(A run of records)
====================

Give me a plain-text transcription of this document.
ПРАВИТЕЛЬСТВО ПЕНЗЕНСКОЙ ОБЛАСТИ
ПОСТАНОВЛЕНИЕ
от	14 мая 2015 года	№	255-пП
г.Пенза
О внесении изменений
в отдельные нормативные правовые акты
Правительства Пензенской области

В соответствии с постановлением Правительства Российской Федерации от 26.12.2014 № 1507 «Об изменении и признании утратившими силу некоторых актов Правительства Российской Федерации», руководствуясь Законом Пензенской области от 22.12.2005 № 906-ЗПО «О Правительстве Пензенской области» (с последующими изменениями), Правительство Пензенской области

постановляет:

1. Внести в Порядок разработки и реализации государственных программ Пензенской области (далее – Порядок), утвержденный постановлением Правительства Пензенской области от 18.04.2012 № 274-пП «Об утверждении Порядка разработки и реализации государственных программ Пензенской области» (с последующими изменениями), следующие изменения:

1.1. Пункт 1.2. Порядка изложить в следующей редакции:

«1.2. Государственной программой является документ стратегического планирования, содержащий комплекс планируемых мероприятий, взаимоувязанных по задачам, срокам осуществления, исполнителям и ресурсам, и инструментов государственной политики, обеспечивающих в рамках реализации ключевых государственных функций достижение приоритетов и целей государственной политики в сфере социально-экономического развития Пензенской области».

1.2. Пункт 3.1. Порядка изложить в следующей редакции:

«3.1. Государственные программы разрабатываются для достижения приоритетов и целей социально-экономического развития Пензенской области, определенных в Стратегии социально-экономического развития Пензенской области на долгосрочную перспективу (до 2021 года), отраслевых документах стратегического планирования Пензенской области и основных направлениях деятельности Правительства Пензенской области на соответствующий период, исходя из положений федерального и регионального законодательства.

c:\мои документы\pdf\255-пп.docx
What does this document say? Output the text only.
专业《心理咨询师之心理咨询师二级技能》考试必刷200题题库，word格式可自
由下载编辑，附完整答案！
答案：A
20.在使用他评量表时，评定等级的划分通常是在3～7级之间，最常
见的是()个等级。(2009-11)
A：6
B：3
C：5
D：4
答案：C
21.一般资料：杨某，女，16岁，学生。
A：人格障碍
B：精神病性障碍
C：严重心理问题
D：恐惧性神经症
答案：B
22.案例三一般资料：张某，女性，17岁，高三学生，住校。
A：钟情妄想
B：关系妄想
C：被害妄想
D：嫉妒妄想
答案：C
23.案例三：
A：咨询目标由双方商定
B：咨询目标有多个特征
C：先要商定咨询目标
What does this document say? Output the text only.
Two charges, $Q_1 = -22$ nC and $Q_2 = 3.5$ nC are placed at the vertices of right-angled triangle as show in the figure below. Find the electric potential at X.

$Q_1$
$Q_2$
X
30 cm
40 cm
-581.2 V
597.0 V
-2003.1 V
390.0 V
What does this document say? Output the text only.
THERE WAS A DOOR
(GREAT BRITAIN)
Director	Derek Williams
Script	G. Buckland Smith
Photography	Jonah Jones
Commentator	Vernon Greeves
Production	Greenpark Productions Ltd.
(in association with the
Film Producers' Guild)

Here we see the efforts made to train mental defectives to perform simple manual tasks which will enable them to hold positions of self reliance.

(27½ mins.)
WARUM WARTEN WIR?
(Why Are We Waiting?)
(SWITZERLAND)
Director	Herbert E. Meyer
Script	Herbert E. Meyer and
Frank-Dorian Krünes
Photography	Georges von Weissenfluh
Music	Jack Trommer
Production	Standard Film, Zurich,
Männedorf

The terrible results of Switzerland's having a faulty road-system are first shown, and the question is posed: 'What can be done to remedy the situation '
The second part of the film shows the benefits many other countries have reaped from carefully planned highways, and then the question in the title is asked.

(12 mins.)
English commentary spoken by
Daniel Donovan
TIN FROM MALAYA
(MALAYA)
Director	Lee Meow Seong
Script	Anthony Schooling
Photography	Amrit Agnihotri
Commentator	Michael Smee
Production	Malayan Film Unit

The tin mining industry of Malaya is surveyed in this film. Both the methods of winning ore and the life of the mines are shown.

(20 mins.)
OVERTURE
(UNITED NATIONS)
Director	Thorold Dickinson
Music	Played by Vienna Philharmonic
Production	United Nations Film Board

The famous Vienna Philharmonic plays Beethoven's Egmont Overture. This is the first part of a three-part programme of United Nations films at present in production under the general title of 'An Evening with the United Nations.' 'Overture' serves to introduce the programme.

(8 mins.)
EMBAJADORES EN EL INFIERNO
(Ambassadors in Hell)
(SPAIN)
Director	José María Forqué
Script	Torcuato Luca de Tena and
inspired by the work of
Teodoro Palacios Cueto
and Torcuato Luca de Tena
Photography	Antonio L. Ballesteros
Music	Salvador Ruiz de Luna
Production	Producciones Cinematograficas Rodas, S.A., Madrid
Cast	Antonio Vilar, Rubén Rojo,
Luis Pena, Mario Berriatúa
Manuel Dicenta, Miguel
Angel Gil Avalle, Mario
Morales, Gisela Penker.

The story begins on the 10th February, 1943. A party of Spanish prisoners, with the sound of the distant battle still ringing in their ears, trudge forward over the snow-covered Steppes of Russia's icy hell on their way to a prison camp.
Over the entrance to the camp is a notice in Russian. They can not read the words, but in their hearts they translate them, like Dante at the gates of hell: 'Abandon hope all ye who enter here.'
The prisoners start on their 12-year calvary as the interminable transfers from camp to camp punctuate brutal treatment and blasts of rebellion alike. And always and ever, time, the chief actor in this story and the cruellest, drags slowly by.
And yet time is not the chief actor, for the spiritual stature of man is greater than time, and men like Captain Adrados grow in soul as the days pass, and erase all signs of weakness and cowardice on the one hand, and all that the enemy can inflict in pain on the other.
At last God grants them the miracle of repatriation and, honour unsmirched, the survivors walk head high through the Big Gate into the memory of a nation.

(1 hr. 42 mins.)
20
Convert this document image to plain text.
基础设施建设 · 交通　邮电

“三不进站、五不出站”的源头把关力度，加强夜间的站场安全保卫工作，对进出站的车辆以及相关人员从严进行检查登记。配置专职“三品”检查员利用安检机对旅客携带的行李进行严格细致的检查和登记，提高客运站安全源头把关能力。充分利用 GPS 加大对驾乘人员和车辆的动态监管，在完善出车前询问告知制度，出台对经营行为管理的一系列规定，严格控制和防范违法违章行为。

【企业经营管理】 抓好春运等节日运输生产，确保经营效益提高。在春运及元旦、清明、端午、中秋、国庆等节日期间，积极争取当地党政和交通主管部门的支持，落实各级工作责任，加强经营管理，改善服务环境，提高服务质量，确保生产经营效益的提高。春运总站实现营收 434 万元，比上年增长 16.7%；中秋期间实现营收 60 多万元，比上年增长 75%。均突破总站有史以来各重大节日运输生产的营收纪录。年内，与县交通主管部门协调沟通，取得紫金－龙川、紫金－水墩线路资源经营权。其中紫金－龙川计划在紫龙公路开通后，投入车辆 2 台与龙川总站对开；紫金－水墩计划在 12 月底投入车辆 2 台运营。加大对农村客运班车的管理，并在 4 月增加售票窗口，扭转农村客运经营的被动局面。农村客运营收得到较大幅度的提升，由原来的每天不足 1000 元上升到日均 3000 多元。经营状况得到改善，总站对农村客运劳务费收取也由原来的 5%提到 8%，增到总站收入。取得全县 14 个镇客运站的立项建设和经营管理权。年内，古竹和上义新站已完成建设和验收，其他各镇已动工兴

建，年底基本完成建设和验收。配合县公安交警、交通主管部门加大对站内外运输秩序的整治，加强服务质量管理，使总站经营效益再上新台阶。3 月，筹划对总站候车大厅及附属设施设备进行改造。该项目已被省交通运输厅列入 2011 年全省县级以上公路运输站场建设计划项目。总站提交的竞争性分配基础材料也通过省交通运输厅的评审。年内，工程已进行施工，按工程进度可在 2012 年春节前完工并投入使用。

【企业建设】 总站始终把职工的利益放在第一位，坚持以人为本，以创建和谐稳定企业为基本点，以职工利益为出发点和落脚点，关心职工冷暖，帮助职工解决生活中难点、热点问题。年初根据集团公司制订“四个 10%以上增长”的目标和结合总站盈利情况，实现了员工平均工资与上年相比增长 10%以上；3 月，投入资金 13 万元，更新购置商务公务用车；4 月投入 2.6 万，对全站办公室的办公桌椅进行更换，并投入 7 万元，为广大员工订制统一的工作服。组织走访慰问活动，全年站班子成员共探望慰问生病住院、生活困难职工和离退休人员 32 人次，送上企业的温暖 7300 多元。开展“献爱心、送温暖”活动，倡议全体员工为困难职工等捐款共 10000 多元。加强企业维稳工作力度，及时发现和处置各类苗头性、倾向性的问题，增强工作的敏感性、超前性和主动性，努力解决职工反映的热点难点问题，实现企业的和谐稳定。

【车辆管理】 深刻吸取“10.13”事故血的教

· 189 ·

====================

Tally the lines of the listing that include "Music". Reply with nothing but the count.

**RESULT OF THIS EXERCISE:** 3